EXERCISES TO COMPLETE »
A: Answer these questions using the interview excerpt:
(i) What percentage quota for women did the speaker try to obtain?
(ii) What does the speaker cite as evidence that Indira Gandhi was a remarkably good leader?
(iii) Which interviewer asked about the "supreme sacrifice"?
B: From the interview excerpt, output the passage from "D.K. SINGH: You" up to and including "be prime minister?", unchanged.

READING TEXT »
◆ ◆ ◆

It was me who tried to get 30 per cent quota for women. I didn’t succeed. I feel women should have more place in our political system. But no comments on her candidature.
D.K. SINGH: You have worked for long with Indira Gandhi. Now, you have seen Sonia Gandhi, her politics. What similarities do you see in their style of functioning?
To comment on Indira Gandhi . . . keep in mind that it would be a mistake to think of her in black-and-white terms. Her contributions to India are remarkable. She was a remarkably good leader. The Bangladesh war is evidence of that. In south Asia, too, she was a leader of such merit. Seen in totality, I admire Indira Gandhi. I have no comments on Sonia Gandhi, but I think, according to the circumstances, she is serving the interests of her party well.
TENZING LAMSANG: How do you look at the “supreme sacrifice” — when she said she won’t be prime minister?
People should decide on that. I have no comments.

◆ ◆ ◆

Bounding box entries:
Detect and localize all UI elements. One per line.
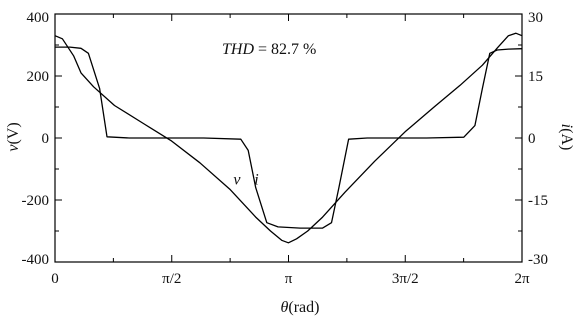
- thd-annotation: THD = 82.7 %: [222, 41, 316, 58]
- series-label-i: i: [254, 172, 258, 189]
- x-tick-label: π: [285, 271, 293, 287]
- y-left-tick-label: -400: [22, 252, 50, 268]
- y-right-tick-label: 30: [528, 10, 543, 26]
- x-axis-label: θ(rad): [281, 299, 320, 316]
- x-tick-label: π/2: [162, 271, 181, 287]
- y-left-tick-label: 400: [27, 10, 50, 26]
- x-tick-label: 2π: [514, 271, 530, 287]
- thd-annotation-suffix: = 82.7 %: [254, 41, 316, 58]
- y-right-tick-label: -15: [528, 193, 548, 209]
- thd-annotation-prefix: THD: [222, 41, 254, 58]
- y-right-tick-label: -30: [528, 252, 548, 268]
- y-right-tick-label: 0: [528, 131, 536, 147]
- y-axis-left-label-symbol: v: [5, 144, 22, 152]
- y-axis-right-label: i(A): [558, 124, 575, 151]
- x-tick-label: 3π/2: [392, 271, 419, 287]
- tick-labels: 0 π/2 π 3π/2 2π 400 200 0 -200 -400 30 15 0 -15 -30: [22, 10, 549, 287]
- y-right-tick-label: 15: [528, 69, 543, 85]
- axis-ticks: [54, 13, 523, 263]
- y-left-tick-label: -200: [22, 193, 50, 209]
- x-tick-label: 0: [51, 271, 59, 287]
- series-layer: [54, 32, 523, 244]
- series-label-v: v: [233, 172, 241, 189]
- y-left-tick-label: 0: [42, 131, 50, 147]
- y-left-tick-label: 200: [27, 69, 50, 85]
- x-axis-label-unit: (rad): [288, 299, 319, 316]
- x-axis-label-symbol: θ: [281, 299, 289, 316]
- y-axis-right-label-unit: (A): [558, 128, 575, 150]
- series-i-line: [55, 46, 523, 229]
- y-axis-right-label-symbol: i: [558, 124, 575, 128]
- y-axis-left-label: v(V): [5, 122, 22, 151]
- y-axis-left-label-unit: (V): [5, 122, 22, 144]
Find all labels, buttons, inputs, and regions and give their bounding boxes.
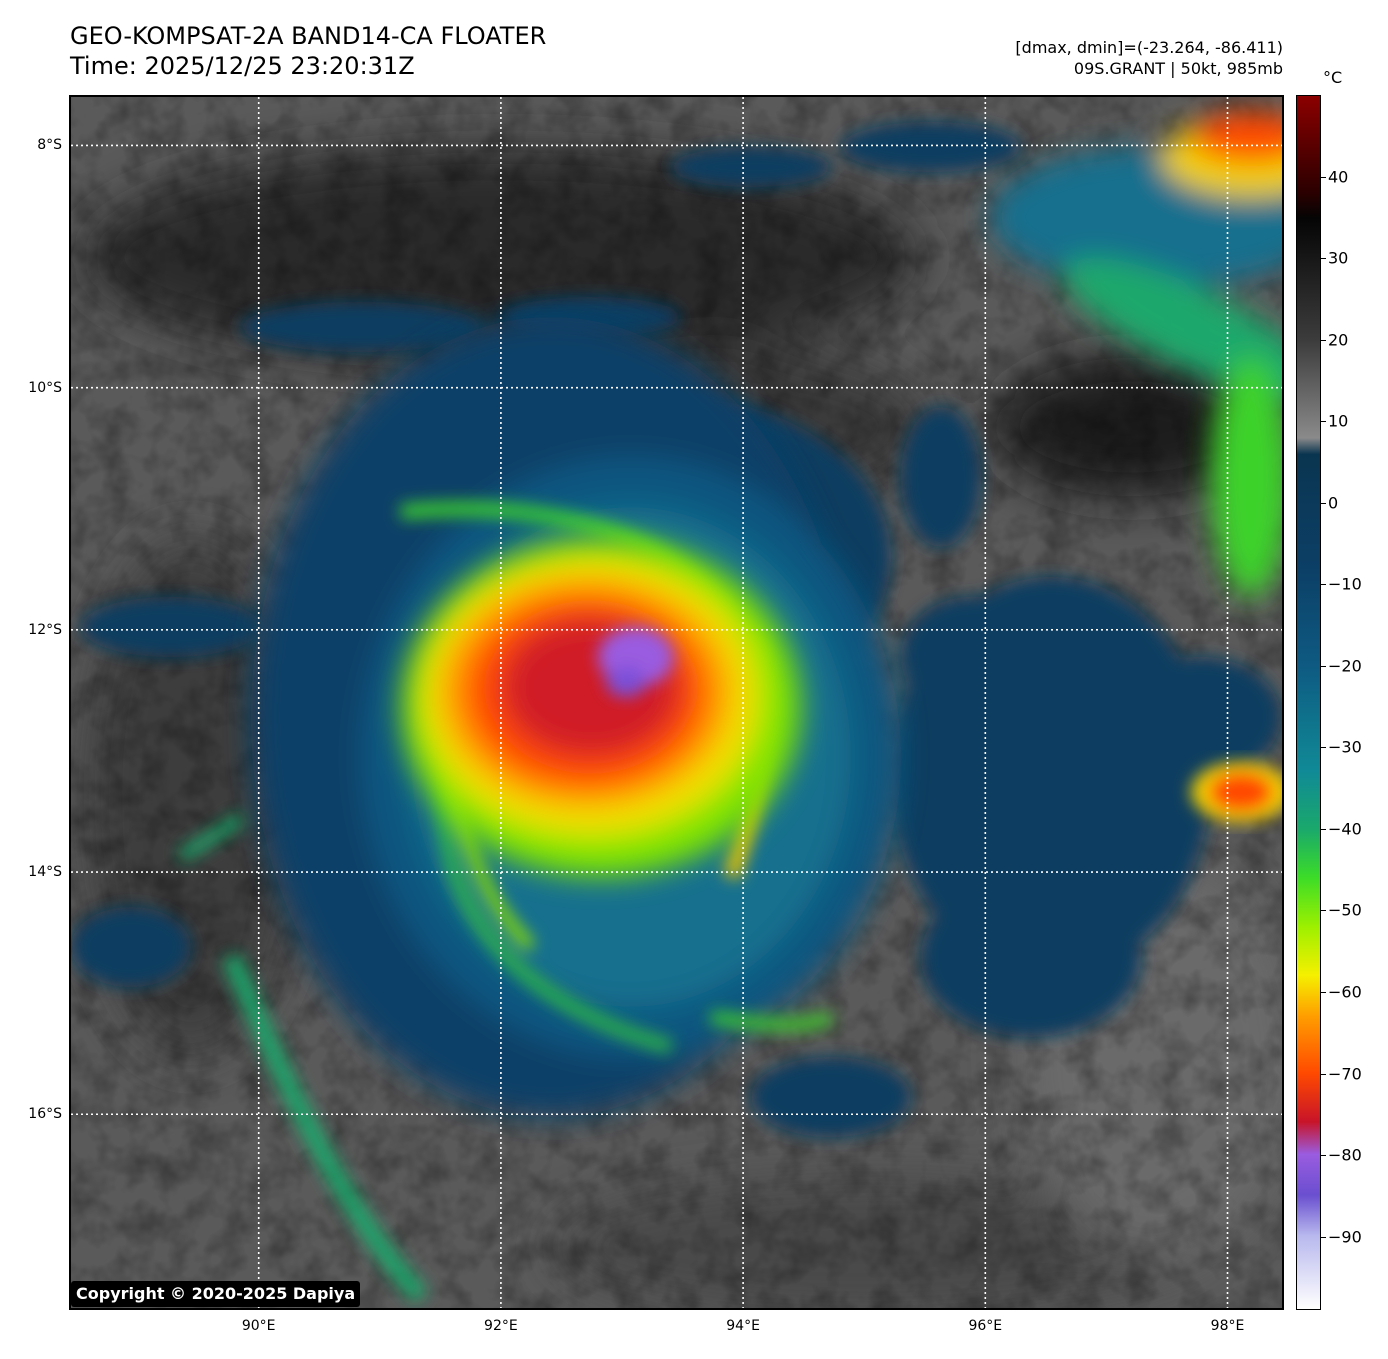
temperature-colorbar (1296, 95, 1321, 1310)
longitude-label: 98°E (1210, 1318, 1245, 1334)
colorbar-tick (1320, 258, 1326, 260)
northeast-convective-band (991, 112, 1282, 597)
longitude-label: 90°E (241, 1318, 276, 1334)
imagery-canvas (71, 97, 1282, 1308)
colorbar-tick-label: −70 (1328, 1064, 1362, 1084)
colorbar-tick-label: −80 (1328, 1145, 1362, 1165)
latitude-label: 8°S (37, 137, 62, 154)
temperature-range-info: [dmax, dmin]=(-23.264, -86.411) (1015, 38, 1283, 57)
colorbar-tick (1320, 176, 1326, 178)
colorbar-tick (1320, 421, 1326, 423)
colorbar-tick-label: 30 (1328, 248, 1349, 268)
east-convective-cell (1191, 762, 1282, 822)
colorbar-tick (1320, 828, 1326, 830)
latitude-label: 16°S (28, 1106, 62, 1123)
map-title: GEO-KOMPSAT-2A BAND14-CA FLOATER (70, 22, 547, 50)
colorbar-tick-label: 10 (1328, 411, 1349, 431)
colorbar-unit: °C (1323, 68, 1343, 87)
colorbar-tick-label: −60 (1328, 982, 1362, 1002)
colorbar-tick-label: 20 (1328, 330, 1349, 350)
central-dense-overcast (401, 537, 801, 877)
longitude-label: 94°E (726, 1318, 760, 1334)
latitude-label: 10°S (28, 379, 62, 396)
longitude-label: 92°E (484, 1318, 518, 1334)
storm-info: 09S.GRANT | 50kt, 985mb (1073, 59, 1283, 78)
colorbar-tick (1320, 584, 1326, 586)
graticule (71, 97, 1282, 1308)
colorbar-tick-label: 0 (1328, 493, 1339, 513)
colorbar-tick (1320, 1155, 1326, 1157)
colorbar-tick (1320, 910, 1326, 912)
colorbar-tick (1320, 1236, 1326, 1238)
colorbar-tick-label: −10 (1328, 574, 1362, 594)
coldest-cloud-tops (598, 627, 674, 697)
colorbar-tick-label: −50 (1328, 900, 1362, 920)
colorbar-tick-label: −90 (1328, 1227, 1362, 1247)
satellite-imagery-map (69, 95, 1284, 1310)
latitude-label: 14°S (28, 864, 62, 881)
latitude-label: 12°S (28, 621, 62, 638)
colorbar-tick (1320, 339, 1326, 341)
copyright-notice: Copyright © 2020-2025 Dapiya (71, 1281, 361, 1307)
map-timestamp: Time: 2025/12/25 23:20:31Z (70, 52, 415, 80)
colorbar-tick-label: 40 (1328, 167, 1349, 187)
colorbar-tick (1320, 747, 1326, 749)
colorbar-tick (1320, 665, 1326, 667)
longitude-label: 96°E (968, 1318, 1003, 1334)
colorbar-tick-label: −40 (1328, 819, 1362, 839)
colorbar-tick-label: −20 (1328, 656, 1362, 676)
colorbar-tick-label: −30 (1328, 737, 1362, 757)
colorbar-tick (1320, 502, 1326, 504)
colorbar-tick (1320, 1073, 1326, 1075)
colorbar-tick (1320, 991, 1326, 993)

◆ ◆ ◆

ANSWER LIST »
A:
(i) 30 per cent
(ii) The Bangladesh war
(iii) Tenzing Lamsang

B:
D.K. SINGH: You have worked for long with Indira Gandhi. Now, you have seen Sonia Gandhi, her politics. What similarities do you see in their style of functioning?
To comment on Indira Gandhi . . . keep in mind that it would be a mistake to think of her in black-and-white terms. Her contributions to India are remarkable. She was a remarkably good leader. The Bangladesh war is evidence of that. In south Asia, too, she was a leader of such merit. Seen in totality, I admire Indira Gandhi. I have no comments on Sonia Gandhi, but I think, according to the circumstances, she is serving the interests of her party well.
TENZING LAMSANG: How do you look at the “supreme sacrifice” — when she said she won’t be prime minister?